[START OF Dataset records]

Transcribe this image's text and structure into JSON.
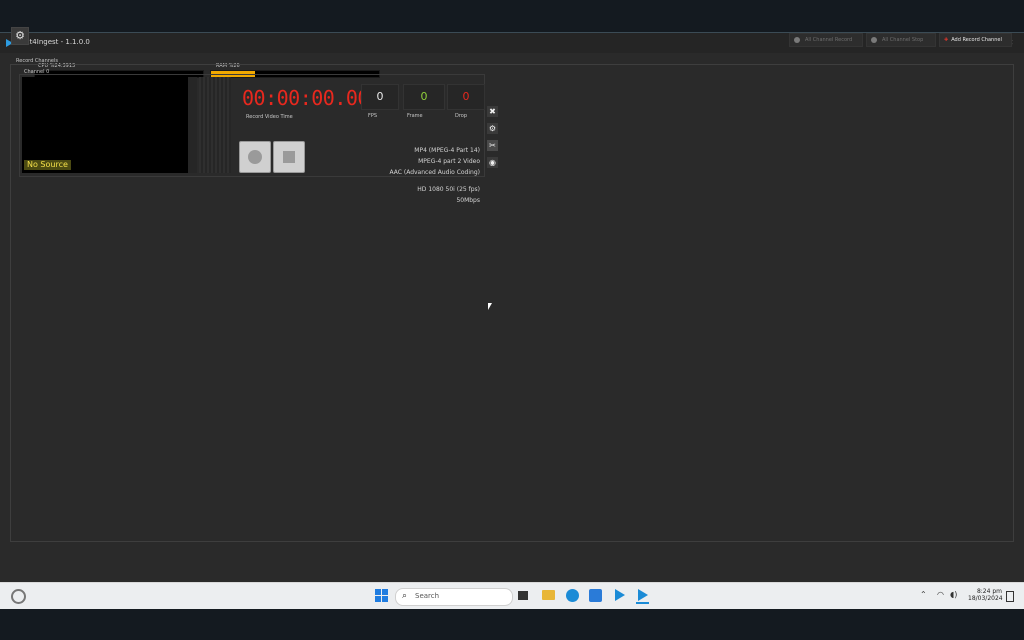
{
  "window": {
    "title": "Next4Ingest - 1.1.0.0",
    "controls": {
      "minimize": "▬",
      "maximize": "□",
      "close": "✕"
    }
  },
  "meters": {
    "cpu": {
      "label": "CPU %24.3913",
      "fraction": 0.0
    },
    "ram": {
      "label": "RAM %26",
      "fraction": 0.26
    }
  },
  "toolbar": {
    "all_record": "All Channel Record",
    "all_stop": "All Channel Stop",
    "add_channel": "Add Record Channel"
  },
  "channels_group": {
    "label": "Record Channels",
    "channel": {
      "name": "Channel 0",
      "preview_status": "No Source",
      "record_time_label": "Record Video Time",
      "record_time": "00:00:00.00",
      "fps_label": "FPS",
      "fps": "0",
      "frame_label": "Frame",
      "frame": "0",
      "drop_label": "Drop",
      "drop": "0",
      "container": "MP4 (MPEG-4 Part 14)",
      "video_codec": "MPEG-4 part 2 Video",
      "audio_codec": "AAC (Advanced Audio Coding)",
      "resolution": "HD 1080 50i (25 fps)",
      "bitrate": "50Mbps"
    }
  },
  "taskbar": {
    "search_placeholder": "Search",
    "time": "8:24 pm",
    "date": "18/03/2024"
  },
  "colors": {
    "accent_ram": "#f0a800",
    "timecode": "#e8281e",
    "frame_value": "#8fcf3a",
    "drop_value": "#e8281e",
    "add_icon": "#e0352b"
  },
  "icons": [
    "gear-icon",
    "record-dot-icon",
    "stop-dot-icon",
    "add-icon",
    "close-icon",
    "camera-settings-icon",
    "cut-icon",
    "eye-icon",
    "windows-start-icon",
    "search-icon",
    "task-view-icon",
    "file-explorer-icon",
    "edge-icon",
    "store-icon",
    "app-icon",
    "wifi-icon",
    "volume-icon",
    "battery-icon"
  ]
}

[END OF Dataset records]

### Prompt
Look through the data above. Copy every line with the string "MPEG" in it.

### Answer for this exercise
      "container": "MP4 (MPEG-4 Part 14)",
      "video_codec": "MPEG-4 part 2 Video",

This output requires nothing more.